— START —
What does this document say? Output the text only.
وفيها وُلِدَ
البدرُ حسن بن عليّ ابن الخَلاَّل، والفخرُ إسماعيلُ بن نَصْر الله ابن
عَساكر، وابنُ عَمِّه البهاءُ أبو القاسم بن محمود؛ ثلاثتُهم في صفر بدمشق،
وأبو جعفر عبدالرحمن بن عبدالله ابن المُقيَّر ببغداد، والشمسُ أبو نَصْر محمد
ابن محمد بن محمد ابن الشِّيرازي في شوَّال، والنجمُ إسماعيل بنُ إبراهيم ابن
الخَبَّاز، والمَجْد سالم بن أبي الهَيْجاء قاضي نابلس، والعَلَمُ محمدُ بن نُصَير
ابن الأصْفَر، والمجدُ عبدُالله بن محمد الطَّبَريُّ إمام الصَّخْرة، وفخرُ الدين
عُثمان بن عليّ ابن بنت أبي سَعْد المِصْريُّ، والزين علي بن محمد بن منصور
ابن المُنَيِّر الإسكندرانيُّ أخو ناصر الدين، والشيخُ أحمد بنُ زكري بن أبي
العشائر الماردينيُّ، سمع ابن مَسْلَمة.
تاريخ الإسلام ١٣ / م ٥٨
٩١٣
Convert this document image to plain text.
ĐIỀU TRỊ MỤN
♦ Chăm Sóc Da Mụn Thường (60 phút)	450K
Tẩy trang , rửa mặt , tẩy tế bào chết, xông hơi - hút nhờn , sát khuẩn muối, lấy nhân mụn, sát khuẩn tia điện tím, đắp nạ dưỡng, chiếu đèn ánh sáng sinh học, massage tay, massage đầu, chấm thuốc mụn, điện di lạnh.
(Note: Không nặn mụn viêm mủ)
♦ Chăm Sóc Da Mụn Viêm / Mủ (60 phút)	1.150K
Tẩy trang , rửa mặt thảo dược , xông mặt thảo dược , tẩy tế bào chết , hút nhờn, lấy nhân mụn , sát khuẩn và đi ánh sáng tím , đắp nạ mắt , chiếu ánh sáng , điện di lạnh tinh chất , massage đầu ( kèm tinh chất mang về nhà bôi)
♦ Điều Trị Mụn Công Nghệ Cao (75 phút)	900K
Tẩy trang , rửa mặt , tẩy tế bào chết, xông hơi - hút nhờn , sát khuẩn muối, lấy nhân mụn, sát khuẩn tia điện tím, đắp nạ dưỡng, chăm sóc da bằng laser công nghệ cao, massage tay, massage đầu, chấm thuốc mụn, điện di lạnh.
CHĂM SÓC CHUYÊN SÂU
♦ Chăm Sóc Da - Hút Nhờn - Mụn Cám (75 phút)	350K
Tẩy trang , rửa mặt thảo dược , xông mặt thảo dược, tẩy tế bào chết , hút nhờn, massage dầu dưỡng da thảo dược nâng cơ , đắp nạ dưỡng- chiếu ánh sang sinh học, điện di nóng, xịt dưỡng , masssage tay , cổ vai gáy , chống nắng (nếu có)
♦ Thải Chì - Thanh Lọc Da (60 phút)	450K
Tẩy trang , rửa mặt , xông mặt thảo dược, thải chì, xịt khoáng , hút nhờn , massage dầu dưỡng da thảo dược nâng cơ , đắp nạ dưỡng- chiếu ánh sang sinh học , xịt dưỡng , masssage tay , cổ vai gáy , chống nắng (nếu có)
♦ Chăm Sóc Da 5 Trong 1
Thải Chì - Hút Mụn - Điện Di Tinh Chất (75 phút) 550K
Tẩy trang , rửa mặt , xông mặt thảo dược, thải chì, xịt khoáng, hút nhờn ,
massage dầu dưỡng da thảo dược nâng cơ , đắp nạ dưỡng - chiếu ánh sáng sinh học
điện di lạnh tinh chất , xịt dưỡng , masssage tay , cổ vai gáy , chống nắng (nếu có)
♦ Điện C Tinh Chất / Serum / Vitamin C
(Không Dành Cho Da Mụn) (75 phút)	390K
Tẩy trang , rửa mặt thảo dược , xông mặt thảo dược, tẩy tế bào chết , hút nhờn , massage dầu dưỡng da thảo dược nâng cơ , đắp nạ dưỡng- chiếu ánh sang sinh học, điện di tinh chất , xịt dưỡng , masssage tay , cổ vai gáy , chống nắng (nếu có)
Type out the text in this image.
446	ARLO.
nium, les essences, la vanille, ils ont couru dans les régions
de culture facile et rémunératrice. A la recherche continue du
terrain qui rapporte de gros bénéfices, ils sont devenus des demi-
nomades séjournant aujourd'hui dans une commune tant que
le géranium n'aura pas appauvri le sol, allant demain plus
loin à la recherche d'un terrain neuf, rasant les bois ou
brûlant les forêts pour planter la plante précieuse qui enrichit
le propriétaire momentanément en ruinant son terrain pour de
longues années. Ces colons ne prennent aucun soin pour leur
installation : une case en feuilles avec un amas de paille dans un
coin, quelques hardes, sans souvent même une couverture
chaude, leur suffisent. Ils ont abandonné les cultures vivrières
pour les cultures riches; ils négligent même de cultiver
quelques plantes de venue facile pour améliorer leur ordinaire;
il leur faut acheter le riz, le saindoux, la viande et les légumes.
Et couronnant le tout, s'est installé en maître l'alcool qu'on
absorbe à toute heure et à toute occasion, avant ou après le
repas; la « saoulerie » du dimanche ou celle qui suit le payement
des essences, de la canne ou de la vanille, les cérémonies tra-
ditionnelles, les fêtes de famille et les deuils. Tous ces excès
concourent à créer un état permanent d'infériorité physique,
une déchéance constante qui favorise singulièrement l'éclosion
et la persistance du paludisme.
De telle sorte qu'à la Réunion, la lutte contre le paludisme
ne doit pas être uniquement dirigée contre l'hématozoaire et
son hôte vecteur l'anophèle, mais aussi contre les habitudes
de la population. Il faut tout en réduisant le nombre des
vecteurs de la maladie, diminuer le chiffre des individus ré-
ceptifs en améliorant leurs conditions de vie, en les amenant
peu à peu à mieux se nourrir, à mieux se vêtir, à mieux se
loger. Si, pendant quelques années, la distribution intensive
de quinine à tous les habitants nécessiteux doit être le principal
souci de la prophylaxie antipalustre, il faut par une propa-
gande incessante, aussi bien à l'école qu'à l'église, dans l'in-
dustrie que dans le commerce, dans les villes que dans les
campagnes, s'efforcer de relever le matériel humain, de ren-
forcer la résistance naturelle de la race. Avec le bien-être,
— END —
◆ **PROBLEM**
Your task is to repeat every entry exactly.

◆ **EXPECTED ANSWER**
What does this document say? Output the text only.
وفيها وُلِدَ
البدرُ حسن بن عليّ ابن الخَلاَّل، والفخرُ إسماعيلُ بن نَصْر الله ابن
عَساكر، وابنُ عَمِّه البهاءُ أبو القاسم بن محمود؛ ثلاثتُهم في صفر بدمشق،
وأبو جعفر عبدالرحمن بن عبدالله ابن المُقيَّر ببغداد، والشمسُ أبو نَصْر محمد
ابن محمد بن محمد ابن الشِّيرازي في شوَّال، والنجمُ إسماعيل بنُ إبراهيم ابن
الخَبَّاز، والمَجْد سالم بن أبي الهَيْجاء قاضي نابلس، والعَلَمُ محمدُ بن نُصَير
ابن الأصْفَر، والمجدُ عبدُالله بن محمد الطَّبَريُّ إمام الصَّخْرة، وفخرُ الدين
عُثمان بن عليّ ابن بنت أبي سَعْد المِصْريُّ، والزين علي بن محمد بن منصور
ابن المُنَيِّر الإسكندرانيُّ أخو ناصر الدين، والشيخُ أحمد بنُ زكري بن أبي
العشائر الماردينيُّ، سمع ابن مَسْلَمة.
تاريخ الإسلام ١٣ / م ٥٨
٩١٣
Convert this document image to plain text.
ĐIỀU TRỊ MỤN
♦ Chăm Sóc Da Mụn Thường (60 phút)	450K
Tẩy trang , rửa mặt , tẩy tế bào chết, xông hơi - hút nhờn , sát khuẩn muối, lấy nhân mụn, sát khuẩn tia điện tím, đắp nạ dưỡng, chiếu đèn ánh sáng sinh học, massage tay, massage đầu, chấm thuốc mụn, điện di lạnh.
(Note: Không nặn mụn viêm mủ)
♦ Chăm Sóc Da Mụn Viêm / Mủ (60 phút)	1.150K
Tẩy trang , rửa mặt thảo dược , xông mặt thảo dược , tẩy tế bào chết , hút nhờn, lấy nhân mụn , sát khuẩn và đi ánh sáng tím , đắp nạ mắt , chiếu ánh sáng , điện di lạnh tinh chất , massage đầu ( kèm tinh chất mang về nhà bôi)
♦ Điều Trị Mụn Công Nghệ Cao (75 phút)	900K
Tẩy trang , rửa mặt , tẩy tế bào chết, xông hơi - hút nhờn , sát khuẩn muối, lấy nhân mụn, sát khuẩn tia điện tím, đắp nạ dưỡng, chăm sóc da bằng laser công nghệ cao, massage tay, massage đầu, chấm thuốc mụn, điện di lạnh.
CHĂM SÓC CHUYÊN SÂU
♦ Chăm Sóc Da - Hút Nhờn - Mụn Cám (75 phút)	350K
Tẩy trang , rửa mặt thảo dược , xông mặt thảo dược, tẩy tế bào chết , hút nhờn, massage dầu dưỡng da thảo dược nâng cơ , đắp nạ dưỡng- chiếu ánh sang sinh học, điện di nóng, xịt dưỡng , masssage tay , cổ vai gáy , chống nắng (nếu có)
♦ Thải Chì - Thanh Lọc Da (60 phút)	450K
Tẩy trang , rửa mặt , xông mặt thảo dược, thải chì, xịt khoáng , hút nhờn , massage dầu dưỡng da thảo dược nâng cơ , đắp nạ dưỡng- chiếu ánh sang sinh học , xịt dưỡng , masssage tay , cổ vai gáy , chống nắng (nếu có)
♦ Chăm Sóc Da 5 Trong 1
Thải Chì - Hút Mụn - Điện Di Tinh Chất (75 phút) 550K
Tẩy trang , rửa mặt , xông mặt thảo dược, thải chì, xịt khoáng, hút nhờn ,
massage dầu dưỡng da thảo dược nâng cơ , đắp nạ dưỡng - chiếu ánh sáng sinh học
điện di lạnh tinh chất , xịt dưỡng , masssage tay , cổ vai gáy , chống nắng (nếu có)
♦ Điện C Tinh Chất / Serum / Vitamin C
(Không Dành Cho Da Mụn) (75 phút)	390K
Tẩy trang , rửa mặt thảo dược , xông mặt thảo dược, tẩy tế bào chết , hút nhờn , massage dầu dưỡng da thảo dược nâng cơ , đắp nạ dưỡng- chiếu ánh sang sinh học, điện di tinh chất , xịt dưỡng , masssage tay , cổ vai gáy , chống nắng (nếu có)
Type out the text in this image.
446	ARLO.
nium, les essences, la vanille, ils ont couru dans les régions
de culture facile et rémunératrice. A la recherche continue du
terrain qui rapporte de gros bénéfices, ils sont devenus des demi-
nomades séjournant aujourd'hui dans une commune tant que
le géranium n'aura pas appauvri le sol, allant demain plus
loin à la recherche d'un terrain neuf, rasant les bois ou
brûlant les forêts pour planter la plante précieuse qui enrichit
le propriétaire momentanément en ruinant son terrain pour de
longues années. Ces colons ne prennent aucun soin pour leur
installation : une case en feuilles avec un amas de paille dans un
coin, quelques hardes, sans souvent même une couverture
chaude, leur suffisent. Ils ont abandonné les cultures vivrières
pour les cultures riches; ils négligent même de cultiver
quelques plantes de venue facile pour améliorer leur ordinaire;
il leur faut acheter le riz, le saindoux, la viande et les légumes.
Et couronnant le tout, s'est installé en maître l'alcool qu'on
absorbe à toute heure et à toute occasion, avant ou après le
repas; la « saoulerie » du dimanche ou celle qui suit le payement
des essences, de la canne ou de la vanille, les cérémonies tra-
ditionnelles, les fêtes de famille et les deuils. Tous ces excès
concourent à créer un état permanent d'infériorité physique,
une déchéance constante qui favorise singulièrement l'éclosion
et la persistance du paludisme.
De telle sorte qu'à la Réunion, la lutte contre le paludisme
ne doit pas être uniquement dirigée contre l'hématozoaire et
son hôte vecteur l'anophèle, mais aussi contre les habitudes
de la population. Il faut tout en réduisant le nombre des
vecteurs de la maladie, diminuer le chiffre des individus ré-
ceptifs en améliorant leurs conditions de vie, en les amenant
peu à peu à mieux se nourrir, à mieux se vêtir, à mieux se
loger. Si, pendant quelques années, la distribution intensive
de quinine à tous les habitants nécessiteux doit être le principal
souci de la prophylaxie antipalustre, il faut par une propa-
gande incessante, aussi bien à l'école qu'à l'église, dans l'in-
dustrie que dans le commerce, dans les villes que dans les
campagnes, s'efforcer de relever le matériel humain, de ren-
forcer la résistance naturelle de la race. Avec le bien-être,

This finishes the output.